Direction: Return the full listing exactly as it is written.

Material provided:
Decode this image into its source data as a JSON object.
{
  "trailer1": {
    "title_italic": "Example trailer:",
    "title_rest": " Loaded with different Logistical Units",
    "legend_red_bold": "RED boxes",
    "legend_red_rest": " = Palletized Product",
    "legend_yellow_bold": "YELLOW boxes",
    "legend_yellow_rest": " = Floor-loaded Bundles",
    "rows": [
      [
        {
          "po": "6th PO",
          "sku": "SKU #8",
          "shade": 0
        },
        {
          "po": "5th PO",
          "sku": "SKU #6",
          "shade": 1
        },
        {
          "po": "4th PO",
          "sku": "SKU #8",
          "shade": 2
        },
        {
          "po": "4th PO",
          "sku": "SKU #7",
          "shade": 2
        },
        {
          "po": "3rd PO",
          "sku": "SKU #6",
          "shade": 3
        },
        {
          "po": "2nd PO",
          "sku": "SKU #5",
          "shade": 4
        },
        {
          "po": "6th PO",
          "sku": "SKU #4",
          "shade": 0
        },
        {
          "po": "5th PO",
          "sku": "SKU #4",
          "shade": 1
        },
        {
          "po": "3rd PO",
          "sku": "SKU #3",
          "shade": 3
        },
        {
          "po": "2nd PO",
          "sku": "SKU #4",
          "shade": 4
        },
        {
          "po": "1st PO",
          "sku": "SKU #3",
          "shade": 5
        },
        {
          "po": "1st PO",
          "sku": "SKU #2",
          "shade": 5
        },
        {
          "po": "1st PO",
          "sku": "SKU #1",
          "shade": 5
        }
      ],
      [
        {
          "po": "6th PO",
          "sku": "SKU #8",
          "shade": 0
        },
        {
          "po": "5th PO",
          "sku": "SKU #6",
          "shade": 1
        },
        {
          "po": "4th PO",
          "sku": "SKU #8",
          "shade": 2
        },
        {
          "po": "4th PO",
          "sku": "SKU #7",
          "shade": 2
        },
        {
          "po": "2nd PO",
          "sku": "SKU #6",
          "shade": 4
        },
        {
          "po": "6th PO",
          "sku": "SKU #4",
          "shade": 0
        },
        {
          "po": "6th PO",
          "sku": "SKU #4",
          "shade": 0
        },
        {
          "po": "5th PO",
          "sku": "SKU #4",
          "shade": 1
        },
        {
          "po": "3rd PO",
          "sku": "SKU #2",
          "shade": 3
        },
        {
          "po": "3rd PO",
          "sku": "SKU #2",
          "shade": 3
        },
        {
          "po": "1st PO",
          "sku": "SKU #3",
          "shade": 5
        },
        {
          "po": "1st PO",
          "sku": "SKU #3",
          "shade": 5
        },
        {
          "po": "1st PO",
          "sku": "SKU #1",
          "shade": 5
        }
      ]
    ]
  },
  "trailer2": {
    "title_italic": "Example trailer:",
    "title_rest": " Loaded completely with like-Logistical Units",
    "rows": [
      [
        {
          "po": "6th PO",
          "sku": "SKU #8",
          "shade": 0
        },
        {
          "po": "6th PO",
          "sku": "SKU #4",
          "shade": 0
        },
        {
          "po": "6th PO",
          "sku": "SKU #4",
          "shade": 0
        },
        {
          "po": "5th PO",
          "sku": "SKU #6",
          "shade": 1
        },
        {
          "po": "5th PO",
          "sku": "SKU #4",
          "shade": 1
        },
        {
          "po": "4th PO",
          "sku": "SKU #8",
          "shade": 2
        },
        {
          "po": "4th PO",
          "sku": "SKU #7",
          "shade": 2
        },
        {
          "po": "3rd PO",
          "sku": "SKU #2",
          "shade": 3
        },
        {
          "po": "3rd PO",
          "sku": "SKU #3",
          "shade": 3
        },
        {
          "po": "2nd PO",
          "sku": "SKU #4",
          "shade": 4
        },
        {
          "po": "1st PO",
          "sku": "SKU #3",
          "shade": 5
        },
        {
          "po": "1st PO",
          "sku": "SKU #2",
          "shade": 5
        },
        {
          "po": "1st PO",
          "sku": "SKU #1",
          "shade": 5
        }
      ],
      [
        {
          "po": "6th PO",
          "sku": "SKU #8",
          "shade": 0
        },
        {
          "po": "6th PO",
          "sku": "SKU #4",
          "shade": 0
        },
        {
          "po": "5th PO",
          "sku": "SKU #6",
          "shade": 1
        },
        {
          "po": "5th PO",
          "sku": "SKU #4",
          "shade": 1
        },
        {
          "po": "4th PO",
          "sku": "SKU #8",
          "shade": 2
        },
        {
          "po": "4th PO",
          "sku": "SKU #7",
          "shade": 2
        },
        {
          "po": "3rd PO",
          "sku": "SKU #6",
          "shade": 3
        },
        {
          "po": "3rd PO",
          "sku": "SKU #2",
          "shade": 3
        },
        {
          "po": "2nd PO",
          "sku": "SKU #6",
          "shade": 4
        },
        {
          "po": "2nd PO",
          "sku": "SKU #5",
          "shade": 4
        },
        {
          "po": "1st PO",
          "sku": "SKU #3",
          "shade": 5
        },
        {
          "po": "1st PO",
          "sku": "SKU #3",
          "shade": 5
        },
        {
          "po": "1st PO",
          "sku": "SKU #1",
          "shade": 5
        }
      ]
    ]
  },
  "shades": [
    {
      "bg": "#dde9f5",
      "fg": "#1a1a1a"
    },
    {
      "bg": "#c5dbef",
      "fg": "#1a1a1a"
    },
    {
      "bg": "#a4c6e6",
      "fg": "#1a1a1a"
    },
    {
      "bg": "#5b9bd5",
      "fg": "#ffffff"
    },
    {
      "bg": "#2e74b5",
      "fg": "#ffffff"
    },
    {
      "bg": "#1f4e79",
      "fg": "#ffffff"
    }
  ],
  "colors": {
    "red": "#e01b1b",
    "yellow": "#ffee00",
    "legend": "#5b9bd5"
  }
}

Complete response:
Decode this image into its source data as a JSON object.
{
  "trailer1": {
    "title_italic": "Example trailer:",
    "title_rest": " Loaded with different Logistical Units",
    "legend_red_bold": "RED boxes",
    "legend_red_rest": " = Palletized Product",
    "legend_yellow_bold": "YELLOW boxes",
    "legend_yellow_rest": " = Floor-loaded Bundles",
    "rows": [
      [
        {
          "po": "6th PO",
          "sku": "SKU #8",
          "shade": 0
        },
        {
          "po": "5th PO",
          "sku": "SKU #6",
          "shade": 1
        },
        {
          "po": "4th PO",
          "sku": "SKU #8",
          "shade": 2
        },
        {
          "po": "4th PO",
          "sku": "SKU #7",
          "shade": 2
        },
        {
          "po": "3rd PO",
          "sku": "SKU #6",
          "shade": 3
        },
        {
          "po": "2nd PO",
          "sku": "SKU #5",
          "shade": 4
        },
        {
          "po": "6th PO",
          "sku": "SKU #4",
          "shade": 0
        },
        {
          "po": "5th PO",
          "sku": "SKU #4",
          "shade": 1
        },
        {
          "po": "3rd PO",
          "sku": "SKU #3",
          "shade": 3
        },
        {
          "po": "2nd PO",
          "sku": "SKU #4",
          "shade": 4
        },
        {
          "po": "1st PO",
          "sku": "SKU #3",
          "shade": 5
        },
        {
          "po": "1st PO",
          "sku": "SKU #2",
          "shade": 5
        },
        {
          "po": "1st PO",
          "sku": "SKU #1",
          "shade": 5
        }
      ],
      [
        {
          "po": "6th PO",
          "sku": "SKU #8",
          "shade": 0
        },
        {
          "po": "5th PO",
          "sku": "SKU #6",
          "shade": 1
        },
        {
          "po": "4th PO",
          "sku": "SKU #8",
          "shade": 2
        },
        {
          "po": "4th PO",
          "sku": "SKU #7",
          "shade": 2
        },
        {
          "po": "2nd PO",
          "sku": "SKU #6",
          "shade": 4
        },
        {
          "po": "6th PO",
          "sku": "SKU #4",
          "shade": 0
        },
        {
          "po": "6th PO",
          "sku": "SKU #4",
          "shade": 0
        },
        {
          "po": "5th PO",
          "sku": "SKU #4",
          "shade": 1
        },
        {
          "po": "3rd PO",
          "sku": "SKU #2",
          "shade": 3
        },
        {
          "po": "3rd PO",
          "sku": "SKU #2",
          "shade": 3
        },
        {
          "po": "1st PO",
          "sku": "SKU #3",
          "shade": 5
        },
        {
          "po": "1st PO",
          "sku": "SKU #3",
          "shade": 5
        },
        {
          "po": "1st PO",
          "sku": "SKU #1",
          "shade": 5
        }
      ]
    ]
  },
  "trailer2": {
    "title_italic": "Example trailer:",
    "title_rest": " Loaded completely with like-Logistical Units",
    "rows": [
      [
        {
          "po": "6th PO",
          "sku": "SKU #8",
          "shade": 0
        },
        {
          "po": "6th PO",
          "sku": "SKU #4",
          "shade": 0
        },
        {
          "po": "6th PO",
          "sku": "SKU #4",
          "shade": 0
        },
        {
          "po": "5th PO",
          "sku": "SKU #6",
          "shade": 1
        },
        {
          "po": "5th PO",
          "sku": "SKU #4",
          "shade": 1
        },
        {
          "po": "4th PO",
          "sku": "SKU #8",
          "shade": 2
        },
        {
          "po": "4th PO",
          "sku": "SKU #7",
          "shade": 2
        },
        {
          "po": "3rd PO",
          "sku": "SKU #2",
          "shade": 3
        },
        {
          "po": "3rd PO",
          "sku": "SKU #3",
          "shade": 3
        },
        {
          "po": "2nd PO",
          "sku": "SKU #4",
          "shade": 4
        },
        {
          "po": "1st PO",
          "sku": "SKU #3",
          "shade": 5
        },
        {
          "po": "1st PO",
          "sku": "SKU #2",
          "shade": 5
        },
        {
          "po": "1st PO",
          "sku": "SKU #1",
          "shade": 5
        }
      ],
      [
        {
          "po": "6th PO",
          "sku": "SKU #8",
          "shade": 0
        },
        {
          "po": "6th PO",
          "sku": "SKU #4",
          "shade": 0
        },
        {
          "po": "5th PO",
          "sku": "SKU #6",
          "shade": 1
        },
        {
          "po": "5th PO",
          "sku": "SKU #4",
          "shade": 1
        },
        {
          "po": "4th PO",
          "sku": "SKU #8",
          "shade": 2
        },
        {
          "po": "4th PO",
          "sku": "SKU #7",
          "shade": 2
        },
        {
          "po": "3rd PO",
          "sku": "SKU #6",
          "shade": 3
        },
        {
          "po": "3rd PO",
          "sku": "SKU #2",
          "shade": 3
        },
        {
          "po": "2nd PO",
          "sku": "SKU #6",
          "shade": 4
        },
        {
          "po": "2nd PO",
          "sku": "SKU #5",
          "shade": 4
        },
        {
          "po": "1st PO",
          "sku": "SKU #3",
          "shade": 5
        },
        {
          "po": "1st PO",
          "sku": "SKU #3",
          "shade": 5
        },
        {
          "po": "1st PO",
          "sku": "SKU #1",
          "shade": 5
        }
      ]
    ]
  },
  "shades": [
    {
      "bg": "#dde9f5",
      "fg": "#1a1a1a"
    },
    {
      "bg": "#c5dbef",
      "fg": "#1a1a1a"
    },
    {
      "bg": "#a4c6e6",
      "fg": "#1a1a1a"
    },
    {
      "bg": "#5b9bd5",
      "fg": "#ffffff"
    },
    {
      "bg": "#2e74b5",
      "fg": "#ffffff"
    },
    {
      "bg": "#1f4e79",
      "fg": "#ffffff"
    }
  ],
  "colors": {
    "red": "#e01b1b",
    "yellow": "#ffee00",
    "legend": "#5b9bd5"
  }
}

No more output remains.